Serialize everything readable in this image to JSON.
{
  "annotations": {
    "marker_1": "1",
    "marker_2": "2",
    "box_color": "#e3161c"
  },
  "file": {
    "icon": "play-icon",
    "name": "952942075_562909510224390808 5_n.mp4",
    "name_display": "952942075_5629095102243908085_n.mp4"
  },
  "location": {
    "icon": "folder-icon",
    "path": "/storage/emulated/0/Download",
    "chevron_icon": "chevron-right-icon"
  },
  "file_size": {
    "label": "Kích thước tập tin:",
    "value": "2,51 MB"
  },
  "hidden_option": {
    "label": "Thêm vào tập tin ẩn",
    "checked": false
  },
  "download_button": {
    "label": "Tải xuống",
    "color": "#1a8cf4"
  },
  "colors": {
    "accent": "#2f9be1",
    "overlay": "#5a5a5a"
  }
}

* _Written task_:
From the data above, pick out each line containing "icon" and copy it.

* _Solution to this exercise_:
    "icon": "play-icon",
    "icon": "folder-icon",
    "chevron_icon": "chevron-right-icon"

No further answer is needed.